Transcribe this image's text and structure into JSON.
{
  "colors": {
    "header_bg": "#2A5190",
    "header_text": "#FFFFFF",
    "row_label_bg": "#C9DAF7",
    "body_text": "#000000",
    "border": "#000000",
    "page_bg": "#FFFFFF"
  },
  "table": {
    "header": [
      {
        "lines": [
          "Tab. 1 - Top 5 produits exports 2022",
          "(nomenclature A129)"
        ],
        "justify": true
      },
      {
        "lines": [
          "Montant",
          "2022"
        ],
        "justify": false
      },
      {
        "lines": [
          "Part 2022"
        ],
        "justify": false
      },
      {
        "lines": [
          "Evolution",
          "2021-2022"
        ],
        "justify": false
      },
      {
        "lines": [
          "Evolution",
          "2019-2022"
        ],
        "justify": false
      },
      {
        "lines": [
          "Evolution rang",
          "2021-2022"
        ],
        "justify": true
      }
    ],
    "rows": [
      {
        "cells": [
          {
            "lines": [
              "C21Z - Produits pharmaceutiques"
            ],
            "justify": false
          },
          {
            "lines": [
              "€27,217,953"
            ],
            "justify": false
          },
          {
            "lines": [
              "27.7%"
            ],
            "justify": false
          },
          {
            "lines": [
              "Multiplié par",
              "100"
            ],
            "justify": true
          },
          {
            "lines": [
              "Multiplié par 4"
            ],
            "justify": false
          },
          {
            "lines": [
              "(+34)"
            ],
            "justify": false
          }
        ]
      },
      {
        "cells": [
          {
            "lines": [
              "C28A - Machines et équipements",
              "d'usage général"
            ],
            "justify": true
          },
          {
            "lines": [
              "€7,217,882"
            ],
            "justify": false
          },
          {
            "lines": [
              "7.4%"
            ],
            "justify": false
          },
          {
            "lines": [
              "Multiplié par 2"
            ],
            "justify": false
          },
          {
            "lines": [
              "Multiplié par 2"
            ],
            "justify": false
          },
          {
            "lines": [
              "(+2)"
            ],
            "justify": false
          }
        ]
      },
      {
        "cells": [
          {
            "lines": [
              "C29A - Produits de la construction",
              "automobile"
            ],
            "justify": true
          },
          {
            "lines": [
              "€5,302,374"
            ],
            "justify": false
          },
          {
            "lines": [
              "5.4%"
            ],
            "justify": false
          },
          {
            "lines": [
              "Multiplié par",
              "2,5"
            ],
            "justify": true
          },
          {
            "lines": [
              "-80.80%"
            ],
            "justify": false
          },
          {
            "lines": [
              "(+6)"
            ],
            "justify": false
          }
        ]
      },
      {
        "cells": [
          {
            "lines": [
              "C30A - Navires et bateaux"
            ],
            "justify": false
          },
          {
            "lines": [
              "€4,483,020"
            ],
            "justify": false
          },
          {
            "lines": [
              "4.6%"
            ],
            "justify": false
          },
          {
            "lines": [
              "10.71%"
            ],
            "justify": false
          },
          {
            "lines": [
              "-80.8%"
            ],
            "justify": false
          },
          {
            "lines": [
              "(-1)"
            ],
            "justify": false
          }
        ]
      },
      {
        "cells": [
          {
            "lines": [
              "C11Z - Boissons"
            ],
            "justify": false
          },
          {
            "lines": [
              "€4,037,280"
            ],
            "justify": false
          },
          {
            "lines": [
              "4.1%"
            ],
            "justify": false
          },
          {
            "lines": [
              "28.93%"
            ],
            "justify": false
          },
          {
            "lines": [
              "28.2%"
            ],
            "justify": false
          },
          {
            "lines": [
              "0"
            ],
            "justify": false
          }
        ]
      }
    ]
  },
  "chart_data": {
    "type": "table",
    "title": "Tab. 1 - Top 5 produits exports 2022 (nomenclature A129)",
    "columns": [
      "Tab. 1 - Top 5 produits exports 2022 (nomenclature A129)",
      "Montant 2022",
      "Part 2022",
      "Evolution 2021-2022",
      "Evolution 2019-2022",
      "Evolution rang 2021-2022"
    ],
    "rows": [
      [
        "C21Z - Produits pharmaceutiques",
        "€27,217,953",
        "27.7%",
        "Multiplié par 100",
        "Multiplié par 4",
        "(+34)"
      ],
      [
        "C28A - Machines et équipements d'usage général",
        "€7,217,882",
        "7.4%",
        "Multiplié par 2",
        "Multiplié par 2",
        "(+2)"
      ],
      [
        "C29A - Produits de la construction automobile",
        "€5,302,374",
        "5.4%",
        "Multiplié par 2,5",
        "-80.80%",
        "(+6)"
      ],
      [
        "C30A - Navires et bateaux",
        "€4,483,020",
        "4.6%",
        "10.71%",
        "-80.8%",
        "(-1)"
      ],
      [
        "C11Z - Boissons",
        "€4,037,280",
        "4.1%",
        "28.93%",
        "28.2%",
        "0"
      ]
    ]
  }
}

__PROBLEM TO WORK ON__: Where a line of the data holds "exports", show that line.

__SOLVED EXERCISE__:
          "Tab. 1 - Top 5 produits exports 2022",
    "title": "Tab. 1 - Top 5 produits exports 2022 (nomenclature A129)",
      "Tab. 1 - Top 5 produits exports 2022 (nomenclature A129)",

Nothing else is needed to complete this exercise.